Your task is to locate every line holding the string "value" and to copy each of them.

··· Given data

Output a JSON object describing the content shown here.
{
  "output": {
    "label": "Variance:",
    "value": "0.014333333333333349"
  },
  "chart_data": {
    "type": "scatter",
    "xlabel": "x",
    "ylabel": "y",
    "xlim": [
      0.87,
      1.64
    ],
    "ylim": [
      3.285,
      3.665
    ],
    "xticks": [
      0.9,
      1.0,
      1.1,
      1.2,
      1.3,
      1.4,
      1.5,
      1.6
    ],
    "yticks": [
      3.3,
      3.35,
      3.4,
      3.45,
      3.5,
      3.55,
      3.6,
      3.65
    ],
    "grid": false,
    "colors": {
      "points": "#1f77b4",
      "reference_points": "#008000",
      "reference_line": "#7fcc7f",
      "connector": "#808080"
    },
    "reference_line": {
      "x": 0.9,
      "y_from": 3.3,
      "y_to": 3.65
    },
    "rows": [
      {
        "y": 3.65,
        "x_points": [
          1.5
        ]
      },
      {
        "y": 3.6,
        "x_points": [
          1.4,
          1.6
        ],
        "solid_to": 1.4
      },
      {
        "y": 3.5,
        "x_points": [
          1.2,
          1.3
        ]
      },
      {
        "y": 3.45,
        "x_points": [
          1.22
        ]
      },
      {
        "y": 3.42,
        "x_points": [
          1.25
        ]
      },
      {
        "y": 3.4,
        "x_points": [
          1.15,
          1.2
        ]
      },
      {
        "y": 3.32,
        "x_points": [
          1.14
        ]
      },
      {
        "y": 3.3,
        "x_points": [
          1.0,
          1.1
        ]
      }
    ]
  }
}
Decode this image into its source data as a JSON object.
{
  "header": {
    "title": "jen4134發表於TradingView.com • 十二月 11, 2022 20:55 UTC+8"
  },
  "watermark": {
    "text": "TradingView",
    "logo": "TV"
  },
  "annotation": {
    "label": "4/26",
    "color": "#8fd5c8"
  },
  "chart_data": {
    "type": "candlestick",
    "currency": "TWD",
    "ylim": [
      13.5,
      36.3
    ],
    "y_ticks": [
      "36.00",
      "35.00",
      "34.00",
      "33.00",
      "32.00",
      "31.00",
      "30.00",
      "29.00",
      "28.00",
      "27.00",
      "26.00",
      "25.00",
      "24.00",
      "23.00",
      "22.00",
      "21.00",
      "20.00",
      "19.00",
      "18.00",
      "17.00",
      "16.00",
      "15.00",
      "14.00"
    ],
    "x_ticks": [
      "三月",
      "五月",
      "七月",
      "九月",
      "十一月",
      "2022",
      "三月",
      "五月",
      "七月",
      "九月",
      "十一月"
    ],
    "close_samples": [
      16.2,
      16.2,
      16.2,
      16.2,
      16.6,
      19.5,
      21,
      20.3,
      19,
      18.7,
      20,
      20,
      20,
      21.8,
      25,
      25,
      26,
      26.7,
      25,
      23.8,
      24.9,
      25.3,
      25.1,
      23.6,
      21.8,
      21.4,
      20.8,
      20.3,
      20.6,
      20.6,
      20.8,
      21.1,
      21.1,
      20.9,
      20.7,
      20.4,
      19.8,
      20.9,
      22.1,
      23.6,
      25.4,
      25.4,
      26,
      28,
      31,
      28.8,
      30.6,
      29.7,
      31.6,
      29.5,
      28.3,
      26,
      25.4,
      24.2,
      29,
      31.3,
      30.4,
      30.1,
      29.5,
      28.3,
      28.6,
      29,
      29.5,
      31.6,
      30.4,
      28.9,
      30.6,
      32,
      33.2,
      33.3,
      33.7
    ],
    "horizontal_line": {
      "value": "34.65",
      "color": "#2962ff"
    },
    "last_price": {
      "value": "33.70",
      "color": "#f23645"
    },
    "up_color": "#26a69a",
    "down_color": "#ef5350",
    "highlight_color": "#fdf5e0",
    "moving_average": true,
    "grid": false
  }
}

······

§ Answer for this exercise
    "value": "0.014333333333333349"
      "value": "34.65",
      "value": "33.70",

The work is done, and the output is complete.